◆ **WHAT IS BEING ASKED**: Copy out the entries below in full and exactly.

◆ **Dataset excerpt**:
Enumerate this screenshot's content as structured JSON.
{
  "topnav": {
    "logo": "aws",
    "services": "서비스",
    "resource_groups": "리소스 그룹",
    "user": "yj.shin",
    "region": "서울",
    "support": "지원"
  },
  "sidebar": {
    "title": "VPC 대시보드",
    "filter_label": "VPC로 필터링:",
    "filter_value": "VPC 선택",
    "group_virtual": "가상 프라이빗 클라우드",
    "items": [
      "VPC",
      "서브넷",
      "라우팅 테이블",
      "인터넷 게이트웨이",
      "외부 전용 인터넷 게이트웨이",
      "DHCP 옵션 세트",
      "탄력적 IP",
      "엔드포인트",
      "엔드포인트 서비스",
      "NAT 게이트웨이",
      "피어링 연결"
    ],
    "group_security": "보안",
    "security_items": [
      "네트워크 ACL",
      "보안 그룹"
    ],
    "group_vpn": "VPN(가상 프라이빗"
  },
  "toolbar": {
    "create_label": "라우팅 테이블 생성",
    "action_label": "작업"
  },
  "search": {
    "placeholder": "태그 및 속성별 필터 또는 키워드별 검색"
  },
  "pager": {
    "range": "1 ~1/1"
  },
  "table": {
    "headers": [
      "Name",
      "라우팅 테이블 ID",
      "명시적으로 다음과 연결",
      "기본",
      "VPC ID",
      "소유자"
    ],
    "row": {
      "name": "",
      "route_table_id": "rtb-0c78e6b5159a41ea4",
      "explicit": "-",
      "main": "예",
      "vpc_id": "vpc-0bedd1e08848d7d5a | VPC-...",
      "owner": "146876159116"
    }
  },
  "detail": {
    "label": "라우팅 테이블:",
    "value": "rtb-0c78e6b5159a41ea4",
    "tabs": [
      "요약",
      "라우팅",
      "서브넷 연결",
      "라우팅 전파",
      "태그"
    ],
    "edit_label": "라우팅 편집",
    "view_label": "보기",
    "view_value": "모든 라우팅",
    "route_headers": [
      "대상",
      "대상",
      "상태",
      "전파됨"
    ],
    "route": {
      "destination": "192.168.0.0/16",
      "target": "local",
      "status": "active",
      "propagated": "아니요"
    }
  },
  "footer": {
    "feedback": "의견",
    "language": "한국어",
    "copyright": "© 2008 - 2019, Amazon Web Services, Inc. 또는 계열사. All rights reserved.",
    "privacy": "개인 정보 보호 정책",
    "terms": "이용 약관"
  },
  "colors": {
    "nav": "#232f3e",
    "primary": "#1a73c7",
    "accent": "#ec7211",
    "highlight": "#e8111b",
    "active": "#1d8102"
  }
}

◆ **FULL ANSWER**:
Enumerate this screenshot's content as structured JSON.
{
  "topnav": {
    "logo": "aws",
    "services": "서비스",
    "resource_groups": "리소스 그룹",
    "user": "yj.shin",
    "region": "서울",
    "support": "지원"
  },
  "sidebar": {
    "title": "VPC 대시보드",
    "filter_label": "VPC로 필터링:",
    "filter_value": "VPC 선택",
    "group_virtual": "가상 프라이빗 클라우드",
    "items": [
      "VPC",
      "서브넷",
      "라우팅 테이블",
      "인터넷 게이트웨이",
      "외부 전용 인터넷 게이트웨이",
      "DHCP 옵션 세트",
      "탄력적 IP",
      "엔드포인트",
      "엔드포인트 서비스",
      "NAT 게이트웨이",
      "피어링 연결"
    ],
    "group_security": "보안",
    "security_items": [
      "네트워크 ACL",
      "보안 그룹"
    ],
    "group_vpn": "VPN(가상 프라이빗"
  },
  "toolbar": {
    "create_label": "라우팅 테이블 생성",
    "action_label": "작업"
  },
  "search": {
    "placeholder": "태그 및 속성별 필터 또는 키워드별 검색"
  },
  "pager": {
    "range": "1 ~1/1"
  },
  "table": {
    "headers": [
      "Name",
      "라우팅 테이블 ID",
      "명시적으로 다음과 연결",
      "기본",
      "VPC ID",
      "소유자"
    ],
    "row": {
      "name": "",
      "route_table_id": "rtb-0c78e6b5159a41ea4",
      "explicit": "-",
      "main": "예",
      "vpc_id": "vpc-0bedd1e08848d7d5a | VPC-...",
      "owner": "146876159116"
    }
  },
  "detail": {
    "label": "라우팅 테이블:",
    "value": "rtb-0c78e6b5159a41ea4",
    "tabs": [
      "요약",
      "라우팅",
      "서브넷 연결",
      "라우팅 전파",
      "태그"
    ],
    "edit_label": "라우팅 편집",
    "view_label": "보기",
    "view_value": "모든 라우팅",
    "route_headers": [
      "대상",
      "대상",
      "상태",
      "전파됨"
    ],
    "route": {
      "destination": "192.168.0.0/16",
      "target": "local",
      "status": "active",
      "propagated": "아니요"
    }
  },
  "footer": {
    "feedback": "의견",
    "language": "한국어",
    "copyright": "© 2008 - 2019, Amazon Web Services, Inc. 또는 계열사. All rights reserved.",
    "privacy": "개인 정보 보호 정책",
    "terms": "이용 약관"
  },
  "colors": {
    "nav": "#232f3e",
    "primary": "#1a73c7",
    "accent": "#ec7211",
    "highlight": "#e8111b",
    "active": "#1d8102"
  }
}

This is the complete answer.